My God shall supply all your needs, according to His riches in glory.
My God is the God who shows up. He’s never once let me down or not come through when I needed Him. When we call, He answers. He did this thousands of years ago, over and over for His people. He showed up for Abraham – told Abraham He would make him the father of many nations, gave him a son even when he was so old it should have been impossible, and then God asked Abraham to sacrifice his son. This was a test of his loyalty, but Abraham didn’t know that. He got up early in the morning, gathered the sticks for the fire, called for his only son, and together they started trudging up Mount Moriah. On the way, his son Isaac asked, “dad, where’s our ram for the sacrifice?” Abraham knew that his son was the sacrifice, but he answered, “God will provide”.
Side note here: I can’t imagine. I can’t imagine waiting your whole life for a promise God gave you – (because God promised this boy to Abraham and Sarah years before he was even born) and then being asked to give it back. I can’t imagine the feeling of the knife in your hand as you march your only son, your most precious treasure, toward certain death. I can’t imagine what level of trust Abraham had in God that this would still somehow work out for His glory and for Abraham’s good.
But, Abraham’s journey with God didn’t start right here.
They had history together.
Many years before, God asked Abraham to get up and leave his home. Out of nowhere, God uprooted Abraham, made him a wanderer who traveled through other people’s lands. God promised him a new home, but Abraham had to obey first and get up and leave his comfortable home without knowing where he was going, before God provided.
Same story years later. God asked Abraham to get up and obey (sacrifice your son) without knowing what would happen next. But he knew, based on the track record God had in his life, that God would provide.
My life, like your life and everyone else’s, is a series of seasons strung together. Physical seasons, yeah, sure – where summer changes into fall and so on, but I’m talking about spiritual and emotional seasons here.
Sometimes things are easy. There’s enough money to stretch to pay all of the bills and save up for vacation or pay extra on the car payment. God feels close because He answers the way you want Him to, and things feel comfortable and you don’t need extra help. In my life, I don’t get much time in these seasons. I think that’s on purpose. He knows that, like sheep, I have a tendency to wander. My stubborn heart will go chasing after anything that’s distracting from what I should be doing. In the seasons of plenty, I have a tendency to forget that I need Him. I do things myself, I forget to call on Him or spend time with Him or ask Him how I can be used to help others. And He knows that. He knows I need Him, but I don’t remember it unless I’m in the dark. So sometimes, He lets me stay in the dark because that’s where I learn to depend on Him for what I need.
Sometimes things are kind of in the middle, where I feel like I’m waiting for something to happen. Things are ok and have been for a while, but it just feels like change is on the way. It feels like not quite the end of one series of days or events, but not the beginning of another season either. These are the days when I wake up and go through the routines and then go to bed and then wake up the next day and do it all again on autopilot. These days have their own challenges, but that’s a story for another day.

→ BRIEF A:
In the devotional passage, which mountain did Abraham and Isaac climb together?
The records that follow are unrelated to the devotional passage.

Collection entries:
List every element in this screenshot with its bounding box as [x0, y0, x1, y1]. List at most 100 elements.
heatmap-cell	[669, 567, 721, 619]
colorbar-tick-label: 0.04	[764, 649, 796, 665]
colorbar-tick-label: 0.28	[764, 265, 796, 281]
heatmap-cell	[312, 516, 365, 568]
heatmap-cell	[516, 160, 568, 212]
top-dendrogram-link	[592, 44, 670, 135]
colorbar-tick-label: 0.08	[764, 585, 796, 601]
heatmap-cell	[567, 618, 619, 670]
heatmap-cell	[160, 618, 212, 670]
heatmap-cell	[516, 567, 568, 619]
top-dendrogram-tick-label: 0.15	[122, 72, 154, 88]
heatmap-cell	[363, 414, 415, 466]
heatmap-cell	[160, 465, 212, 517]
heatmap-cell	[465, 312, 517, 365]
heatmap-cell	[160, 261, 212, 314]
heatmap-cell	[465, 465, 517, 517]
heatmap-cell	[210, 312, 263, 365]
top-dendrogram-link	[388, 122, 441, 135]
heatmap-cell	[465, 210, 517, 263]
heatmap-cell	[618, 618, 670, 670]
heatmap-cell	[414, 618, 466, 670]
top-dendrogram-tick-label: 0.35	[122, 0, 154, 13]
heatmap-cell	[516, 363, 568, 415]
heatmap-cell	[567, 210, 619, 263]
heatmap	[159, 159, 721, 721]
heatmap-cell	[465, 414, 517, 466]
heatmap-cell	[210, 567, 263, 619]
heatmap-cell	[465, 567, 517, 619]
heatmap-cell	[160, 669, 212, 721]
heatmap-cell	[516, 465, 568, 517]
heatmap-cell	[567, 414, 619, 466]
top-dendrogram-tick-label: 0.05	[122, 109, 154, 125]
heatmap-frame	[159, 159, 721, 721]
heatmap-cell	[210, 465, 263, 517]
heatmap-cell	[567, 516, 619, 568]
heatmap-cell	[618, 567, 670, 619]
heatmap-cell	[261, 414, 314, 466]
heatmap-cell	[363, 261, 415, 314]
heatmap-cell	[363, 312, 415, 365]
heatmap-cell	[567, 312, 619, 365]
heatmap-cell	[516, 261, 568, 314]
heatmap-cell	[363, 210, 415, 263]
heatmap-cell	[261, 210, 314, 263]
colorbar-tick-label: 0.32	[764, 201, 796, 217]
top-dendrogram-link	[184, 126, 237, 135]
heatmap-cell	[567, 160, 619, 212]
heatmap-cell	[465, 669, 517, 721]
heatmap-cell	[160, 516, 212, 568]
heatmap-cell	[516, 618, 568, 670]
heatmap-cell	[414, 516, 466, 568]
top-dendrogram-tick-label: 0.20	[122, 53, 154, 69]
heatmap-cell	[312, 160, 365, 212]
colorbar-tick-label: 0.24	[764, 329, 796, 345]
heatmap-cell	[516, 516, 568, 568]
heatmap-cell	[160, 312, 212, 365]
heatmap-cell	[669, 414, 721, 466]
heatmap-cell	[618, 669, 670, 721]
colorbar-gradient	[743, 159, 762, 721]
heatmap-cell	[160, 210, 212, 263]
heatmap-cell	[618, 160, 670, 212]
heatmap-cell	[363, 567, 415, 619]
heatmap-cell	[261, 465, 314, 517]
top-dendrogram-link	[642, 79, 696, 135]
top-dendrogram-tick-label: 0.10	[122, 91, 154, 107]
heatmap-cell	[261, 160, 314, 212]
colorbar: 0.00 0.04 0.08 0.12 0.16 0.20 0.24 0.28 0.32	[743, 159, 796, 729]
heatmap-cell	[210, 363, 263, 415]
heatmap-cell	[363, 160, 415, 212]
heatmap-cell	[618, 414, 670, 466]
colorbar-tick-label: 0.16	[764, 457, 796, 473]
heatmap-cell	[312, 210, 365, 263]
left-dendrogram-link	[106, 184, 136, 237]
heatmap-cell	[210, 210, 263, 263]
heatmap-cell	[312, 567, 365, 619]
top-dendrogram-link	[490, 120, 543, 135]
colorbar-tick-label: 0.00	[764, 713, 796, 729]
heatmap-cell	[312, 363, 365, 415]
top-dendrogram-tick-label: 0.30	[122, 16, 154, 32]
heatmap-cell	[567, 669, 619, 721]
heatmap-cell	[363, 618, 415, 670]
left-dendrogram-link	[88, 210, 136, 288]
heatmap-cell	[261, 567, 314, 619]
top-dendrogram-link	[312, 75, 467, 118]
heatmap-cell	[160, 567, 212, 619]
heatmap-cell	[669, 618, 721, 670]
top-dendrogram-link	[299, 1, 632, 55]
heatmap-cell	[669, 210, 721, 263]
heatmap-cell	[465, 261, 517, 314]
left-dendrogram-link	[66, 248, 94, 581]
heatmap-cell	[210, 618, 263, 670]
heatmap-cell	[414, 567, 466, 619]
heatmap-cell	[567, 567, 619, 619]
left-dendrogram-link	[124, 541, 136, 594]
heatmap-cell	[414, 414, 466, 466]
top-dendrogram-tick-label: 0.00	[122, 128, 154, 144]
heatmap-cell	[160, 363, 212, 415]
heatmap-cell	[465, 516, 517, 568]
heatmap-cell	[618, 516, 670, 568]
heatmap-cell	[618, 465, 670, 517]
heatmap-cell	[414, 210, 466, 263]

→ BRIEF B:
Return the records from their first line through the line that contains "44, 670, 135]", including both ends, and reproduce each line unchanged.

→ EXERCISE SOLUTION A:
Mount Moriah

→ EXERCISE SOLUTION B:
List every element in this screenshot with its bounding box as [x0, y0, x1, y1]. List at most 100 elements.
heatmap-cell	[669, 567, 721, 619]
colorbar-tick-label: 0.04	[764, 649, 796, 665]
colorbar-tick-label: 0.28	[764, 265, 796, 281]
heatmap-cell	[312, 516, 365, 568]
heatmap-cell	[516, 160, 568, 212]
top-dendrogram-link	[592, 44, 670, 135]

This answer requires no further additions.